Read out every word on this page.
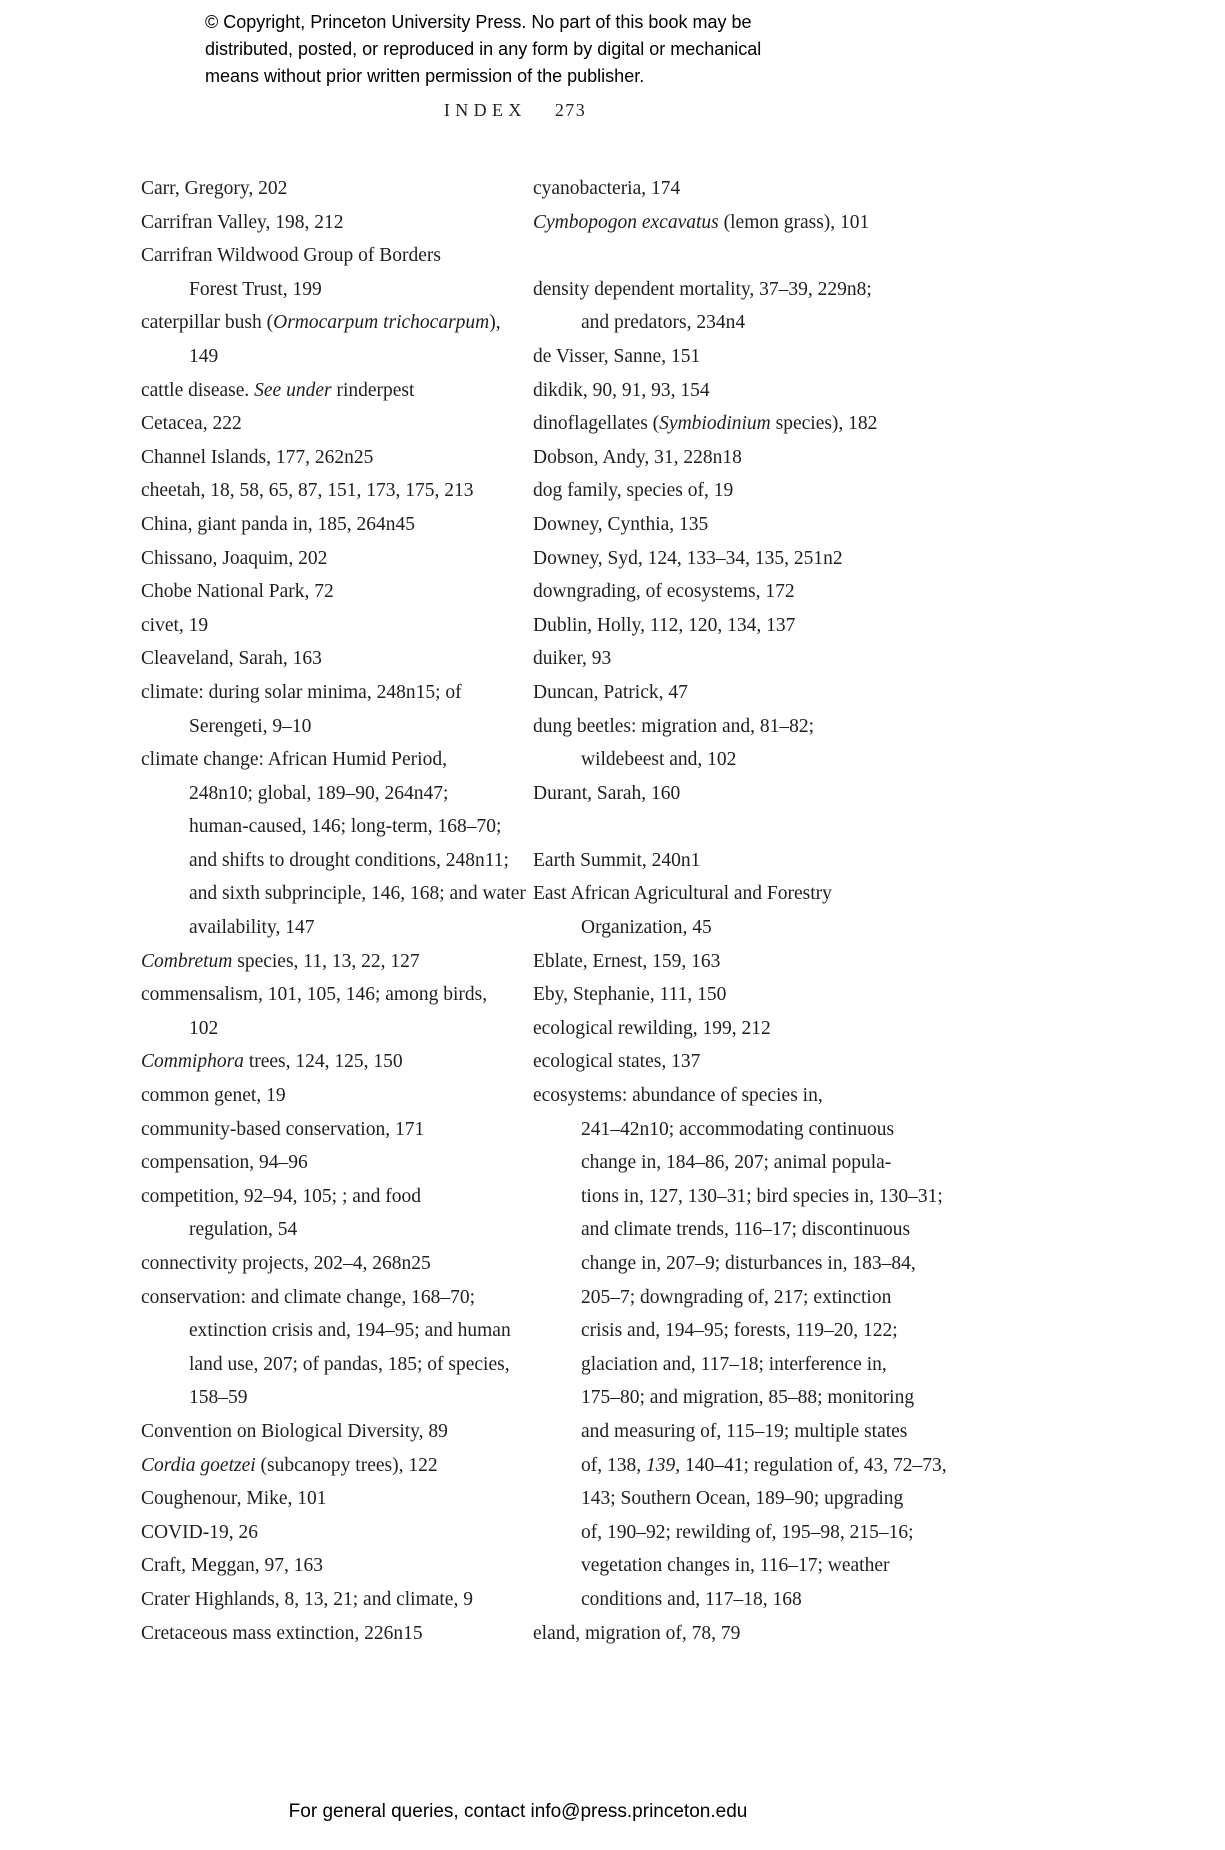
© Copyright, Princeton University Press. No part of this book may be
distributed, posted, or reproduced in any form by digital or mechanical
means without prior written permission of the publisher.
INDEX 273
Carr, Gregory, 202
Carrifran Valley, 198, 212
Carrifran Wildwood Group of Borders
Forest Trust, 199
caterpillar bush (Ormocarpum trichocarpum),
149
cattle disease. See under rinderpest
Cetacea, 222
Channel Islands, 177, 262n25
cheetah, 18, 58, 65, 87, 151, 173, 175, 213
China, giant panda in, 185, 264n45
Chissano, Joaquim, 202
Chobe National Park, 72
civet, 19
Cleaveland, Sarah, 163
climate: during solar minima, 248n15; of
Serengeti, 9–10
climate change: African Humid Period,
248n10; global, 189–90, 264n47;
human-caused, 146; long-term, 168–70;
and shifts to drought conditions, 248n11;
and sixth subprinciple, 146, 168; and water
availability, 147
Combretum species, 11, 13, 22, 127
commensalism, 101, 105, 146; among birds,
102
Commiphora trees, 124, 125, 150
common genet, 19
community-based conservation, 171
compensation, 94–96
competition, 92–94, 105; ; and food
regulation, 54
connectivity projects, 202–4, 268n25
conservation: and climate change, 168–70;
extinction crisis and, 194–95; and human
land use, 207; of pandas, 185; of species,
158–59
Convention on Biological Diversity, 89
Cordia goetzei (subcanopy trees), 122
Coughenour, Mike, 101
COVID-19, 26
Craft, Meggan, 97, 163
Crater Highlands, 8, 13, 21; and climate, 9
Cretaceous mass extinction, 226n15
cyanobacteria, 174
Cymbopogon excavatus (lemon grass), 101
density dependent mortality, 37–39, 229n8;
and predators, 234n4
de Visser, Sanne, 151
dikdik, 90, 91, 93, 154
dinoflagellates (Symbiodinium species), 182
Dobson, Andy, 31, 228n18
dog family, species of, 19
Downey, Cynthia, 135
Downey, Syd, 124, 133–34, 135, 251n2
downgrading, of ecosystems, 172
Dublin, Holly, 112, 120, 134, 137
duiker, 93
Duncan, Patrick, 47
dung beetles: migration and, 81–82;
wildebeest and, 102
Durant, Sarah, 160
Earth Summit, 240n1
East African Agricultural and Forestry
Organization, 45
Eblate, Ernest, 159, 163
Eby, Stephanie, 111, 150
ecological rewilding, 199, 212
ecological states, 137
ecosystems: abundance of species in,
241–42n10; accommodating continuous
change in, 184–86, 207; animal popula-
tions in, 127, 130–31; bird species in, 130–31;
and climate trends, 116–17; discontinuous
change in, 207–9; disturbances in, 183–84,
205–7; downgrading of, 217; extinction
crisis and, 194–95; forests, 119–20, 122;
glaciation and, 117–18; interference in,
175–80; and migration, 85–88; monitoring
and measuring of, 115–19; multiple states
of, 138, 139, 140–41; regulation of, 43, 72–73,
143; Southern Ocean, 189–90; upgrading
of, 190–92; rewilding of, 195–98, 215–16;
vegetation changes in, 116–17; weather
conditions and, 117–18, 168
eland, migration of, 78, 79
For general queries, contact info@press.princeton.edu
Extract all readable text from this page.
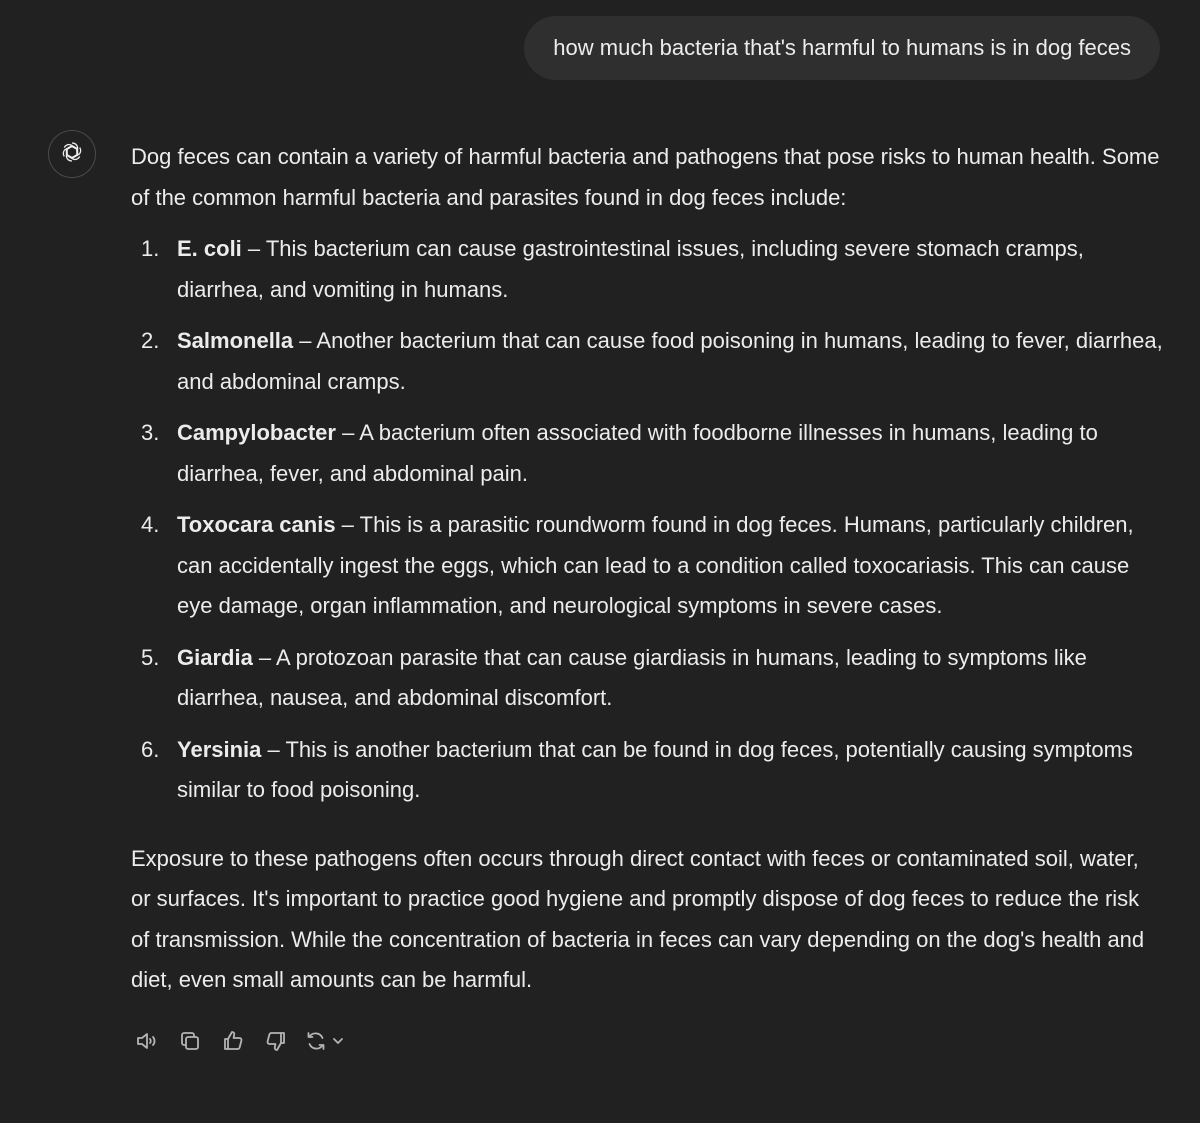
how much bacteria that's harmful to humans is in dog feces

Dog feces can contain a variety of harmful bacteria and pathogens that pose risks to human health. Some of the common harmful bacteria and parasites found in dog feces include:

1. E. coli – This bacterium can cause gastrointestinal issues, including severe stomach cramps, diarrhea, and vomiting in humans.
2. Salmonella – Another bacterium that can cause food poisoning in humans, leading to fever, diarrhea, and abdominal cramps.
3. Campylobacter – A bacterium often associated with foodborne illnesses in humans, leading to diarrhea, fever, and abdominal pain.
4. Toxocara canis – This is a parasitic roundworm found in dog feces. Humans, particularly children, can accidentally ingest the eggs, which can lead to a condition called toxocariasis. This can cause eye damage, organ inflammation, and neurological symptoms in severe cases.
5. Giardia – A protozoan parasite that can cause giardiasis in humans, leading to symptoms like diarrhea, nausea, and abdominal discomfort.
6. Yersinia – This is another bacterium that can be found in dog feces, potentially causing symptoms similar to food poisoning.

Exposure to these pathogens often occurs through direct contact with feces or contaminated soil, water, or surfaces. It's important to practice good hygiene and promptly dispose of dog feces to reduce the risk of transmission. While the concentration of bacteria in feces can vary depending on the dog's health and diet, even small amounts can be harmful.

What this task involves: In your copy, include no pictures, but reproduce all records exactly.

Reply:
Read out every word on this page.
© Copyright, Princeton University Press. No part of this book may be
distributed, posted, or reproduced in any form by digital or mechanical
means without prior written permission of the publisher.
INDEX 273
Carr, Gregory, 202
Carrifran Valley, 198, 212
Carrifran Wildwood Group of Borders
Forest Trust, 199
caterpillar bush (Ormocarpum trichocarpum),
149
cattle disease. See under rinderpest
Cetacea, 222
Channel Islands, 177, 262n25
cheetah, 18, 58, 65, 87, 151, 173, 175, 213
China, giant panda in, 185, 264n45
Chissano, Joaquim, 202
Chobe National Park, 72
civet, 19
Cleaveland, Sarah, 163
climate: during solar minima, 248n15; of
Serengeti, 9–10
climate change: African Humid Period,
248n10; global, 189–90, 264n47;
human-caused, 146; long-term, 168–70;
and shifts to drought conditions, 248n11;
and sixth subprinciple, 146, 168; and water
availability, 147
Combretum species, 11, 13, 22, 127
commensalism, 101, 105, 146; among birds,
102
Commiphora trees, 124, 125, 150
common genet, 19
community-based conservation, 171
compensation, 94–96
competition, 92–94, 105; ; and food
regulation, 54
connectivity projects, 202–4, 268n25
conservation: and climate change, 168–70;
extinction crisis and, 194–95; and human
land use, 207; of pandas, 185; of species,
158–59
Convention on Biological Diversity, 89
Cordia goetzei (subcanopy trees), 122
Coughenour, Mike, 101
COVID-19, 26
Craft, Meggan, 97, 163
Crater Highlands, 8, 13, 21; and climate, 9
Cretaceous mass extinction, 226n15
cyanobacteria, 174
Cymbopogon excavatus (lemon grass), 101
density dependent mortality, 37–39, 229n8;
and predators, 234n4
de Visser, Sanne, 151
dikdik, 90, 91, 93, 154
dinoflagellates (Symbiodinium species), 182
Dobson, Andy, 31, 228n18
dog family, species of, 19
Downey, Cynthia, 135
Downey, Syd, 124, 133–34, 135, 251n2
downgrading, of ecosystems, 172
Dublin, Holly, 112, 120, 134, 137
duiker, 93
Duncan, Patrick, 47
dung beetles: migration and, 81–82;
wildebeest and, 102
Durant, Sarah, 160
Earth Summit, 240n1
East African Agricultural and Forestry
Organization, 45
Eblate, Ernest, 159, 163
Eby, Stephanie, 111, 150
ecological rewilding, 199, 212
ecological states, 137
ecosystems: abundance of species in,
241–42n10; accommodating continuous
change in, 184–86, 207; animal popula-
tions in, 127, 130–31; bird species in, 130–31;
and climate trends, 116–17; discontinuous
change in, 207–9; disturbances in, 183–84,
205–7; downgrading of, 217; extinction
crisis and, 194–95; forests, 119–20, 122;
glaciation and, 117–18; interference in,
175–80; and migration, 85–88; monitoring
and measuring of, 115–19; multiple states
of, 138, 139, 140–41; regulation of, 43, 72–73,
143; Southern Ocean, 189–90; upgrading
of, 190–92; rewilding of, 195–98, 215–16;
vegetation changes in, 116–17; weather
conditions and, 117–18, 168
eland, migration of, 78, 79
For general queries, contact info@press.princeton.edu
Extract all readable text from this page.
how much bacteria that's harmful to humans is in dog feces

Dog feces can contain a variety of harmful bacteria and pathogens that pose risks to human health. Some of the common harmful bacteria and parasites found in dog feces include:

1. E. coli – This bacterium can cause gastrointestinal issues, including severe stomach cramps, diarrhea, and vomiting in humans.
2. Salmonella – Another bacterium that can cause food poisoning in humans, leading to fever, diarrhea, and abdominal cramps.
3. Campylobacter – A bacterium often associated with foodborne illnesses in humans, leading to diarrhea, fever, and abdominal pain.
4. Toxocara canis – This is a parasitic roundworm found in dog feces. Humans, particularly children, can accidentally ingest the eggs, which can lead to a condition called toxocariasis. This can cause eye damage, organ inflammation, and neurological symptoms in severe cases.
5. Giardia – A protozoan parasite that can cause giardiasis in humans, leading to symptoms like diarrhea, nausea, and abdominal discomfort.
6. Yersinia – This is another bacterium that can be found in dog feces, potentially causing symptoms similar to food poisoning.

Exposure to these pathogens often occurs through direct contact with feces or contaminated soil, water, or surfaces. It's important to practice good hygiene and promptly dispose of dog feces to reduce the risk of transmission. While the concentration of bacteria in feces can vary depending on the dog's health and diet, even small amounts can be harmful.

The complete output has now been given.